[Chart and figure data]

════

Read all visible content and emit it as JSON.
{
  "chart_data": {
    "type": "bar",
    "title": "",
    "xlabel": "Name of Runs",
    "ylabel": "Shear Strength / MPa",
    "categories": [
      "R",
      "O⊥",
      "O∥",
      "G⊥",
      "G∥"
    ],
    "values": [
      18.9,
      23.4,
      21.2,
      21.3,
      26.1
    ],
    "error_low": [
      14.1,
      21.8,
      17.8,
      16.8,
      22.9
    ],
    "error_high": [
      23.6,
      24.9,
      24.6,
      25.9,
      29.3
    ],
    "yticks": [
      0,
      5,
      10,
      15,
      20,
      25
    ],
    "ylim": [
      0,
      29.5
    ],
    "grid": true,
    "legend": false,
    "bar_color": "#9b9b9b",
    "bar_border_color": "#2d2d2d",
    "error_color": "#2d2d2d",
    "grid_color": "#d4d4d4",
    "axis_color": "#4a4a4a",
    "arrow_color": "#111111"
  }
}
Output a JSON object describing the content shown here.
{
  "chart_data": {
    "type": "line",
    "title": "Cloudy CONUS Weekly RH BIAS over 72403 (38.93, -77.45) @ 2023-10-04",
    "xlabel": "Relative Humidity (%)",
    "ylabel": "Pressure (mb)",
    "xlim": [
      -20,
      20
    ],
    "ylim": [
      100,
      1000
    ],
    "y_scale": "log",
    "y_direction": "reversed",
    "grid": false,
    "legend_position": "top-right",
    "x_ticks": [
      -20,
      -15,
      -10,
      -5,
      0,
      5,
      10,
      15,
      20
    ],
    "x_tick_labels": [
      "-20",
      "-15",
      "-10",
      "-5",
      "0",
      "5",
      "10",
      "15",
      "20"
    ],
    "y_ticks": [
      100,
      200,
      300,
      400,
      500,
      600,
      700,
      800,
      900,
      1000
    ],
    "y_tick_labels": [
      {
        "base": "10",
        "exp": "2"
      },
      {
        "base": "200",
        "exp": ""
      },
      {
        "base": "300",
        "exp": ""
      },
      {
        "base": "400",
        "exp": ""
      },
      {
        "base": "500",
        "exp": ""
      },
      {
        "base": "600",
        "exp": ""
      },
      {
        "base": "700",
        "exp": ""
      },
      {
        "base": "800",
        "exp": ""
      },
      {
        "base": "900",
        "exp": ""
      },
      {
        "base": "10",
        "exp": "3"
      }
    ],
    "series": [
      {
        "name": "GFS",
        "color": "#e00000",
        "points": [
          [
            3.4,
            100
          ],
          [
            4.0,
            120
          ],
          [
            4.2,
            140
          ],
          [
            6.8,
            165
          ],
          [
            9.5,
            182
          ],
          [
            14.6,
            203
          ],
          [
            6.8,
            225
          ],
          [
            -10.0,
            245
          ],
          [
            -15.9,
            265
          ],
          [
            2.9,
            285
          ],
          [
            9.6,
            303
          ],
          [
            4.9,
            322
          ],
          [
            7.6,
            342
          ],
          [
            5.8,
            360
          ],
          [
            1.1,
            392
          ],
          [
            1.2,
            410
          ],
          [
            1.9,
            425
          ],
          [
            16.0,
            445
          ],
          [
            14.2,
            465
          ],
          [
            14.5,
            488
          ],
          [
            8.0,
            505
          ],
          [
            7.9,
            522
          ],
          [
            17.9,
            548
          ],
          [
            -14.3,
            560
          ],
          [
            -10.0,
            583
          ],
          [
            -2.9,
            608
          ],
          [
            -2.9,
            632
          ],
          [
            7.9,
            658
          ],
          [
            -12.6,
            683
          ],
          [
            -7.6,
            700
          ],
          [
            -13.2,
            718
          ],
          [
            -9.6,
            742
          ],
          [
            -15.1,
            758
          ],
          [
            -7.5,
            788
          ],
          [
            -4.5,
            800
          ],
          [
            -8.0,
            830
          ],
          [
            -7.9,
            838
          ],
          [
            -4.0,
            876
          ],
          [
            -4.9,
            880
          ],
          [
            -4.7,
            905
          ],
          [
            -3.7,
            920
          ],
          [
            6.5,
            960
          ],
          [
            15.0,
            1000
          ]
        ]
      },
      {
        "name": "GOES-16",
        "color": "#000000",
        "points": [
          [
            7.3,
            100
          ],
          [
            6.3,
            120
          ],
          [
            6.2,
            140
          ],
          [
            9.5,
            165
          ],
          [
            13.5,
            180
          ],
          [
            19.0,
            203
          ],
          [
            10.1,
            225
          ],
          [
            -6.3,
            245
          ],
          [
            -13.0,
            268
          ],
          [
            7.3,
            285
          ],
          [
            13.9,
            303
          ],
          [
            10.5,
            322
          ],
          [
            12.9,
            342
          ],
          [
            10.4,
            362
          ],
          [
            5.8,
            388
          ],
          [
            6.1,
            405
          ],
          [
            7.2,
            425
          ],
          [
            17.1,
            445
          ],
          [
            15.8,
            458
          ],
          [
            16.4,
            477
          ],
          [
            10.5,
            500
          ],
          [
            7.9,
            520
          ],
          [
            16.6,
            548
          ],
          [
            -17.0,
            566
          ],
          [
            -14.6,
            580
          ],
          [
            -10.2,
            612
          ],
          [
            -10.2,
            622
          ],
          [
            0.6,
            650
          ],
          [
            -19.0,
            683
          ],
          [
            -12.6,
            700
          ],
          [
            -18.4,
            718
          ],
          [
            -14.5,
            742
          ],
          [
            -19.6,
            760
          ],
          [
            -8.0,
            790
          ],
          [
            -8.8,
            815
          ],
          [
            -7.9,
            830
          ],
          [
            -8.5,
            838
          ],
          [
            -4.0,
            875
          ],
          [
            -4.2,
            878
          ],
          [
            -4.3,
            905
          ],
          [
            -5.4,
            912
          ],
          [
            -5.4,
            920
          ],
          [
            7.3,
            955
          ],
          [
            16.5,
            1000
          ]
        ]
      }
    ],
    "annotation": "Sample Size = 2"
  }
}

════

[What is needed]:
Search the listing for the word "base". Copy every line in which it occurs.

[Result of the exercise]:
        "base": "10",
        "base": "200",
        "base": "300",
        "base": "400",
        "base": "500",
        "base": "600",
        "base": "700",
        "base": "800",
        "base": "900",
        "base": "10",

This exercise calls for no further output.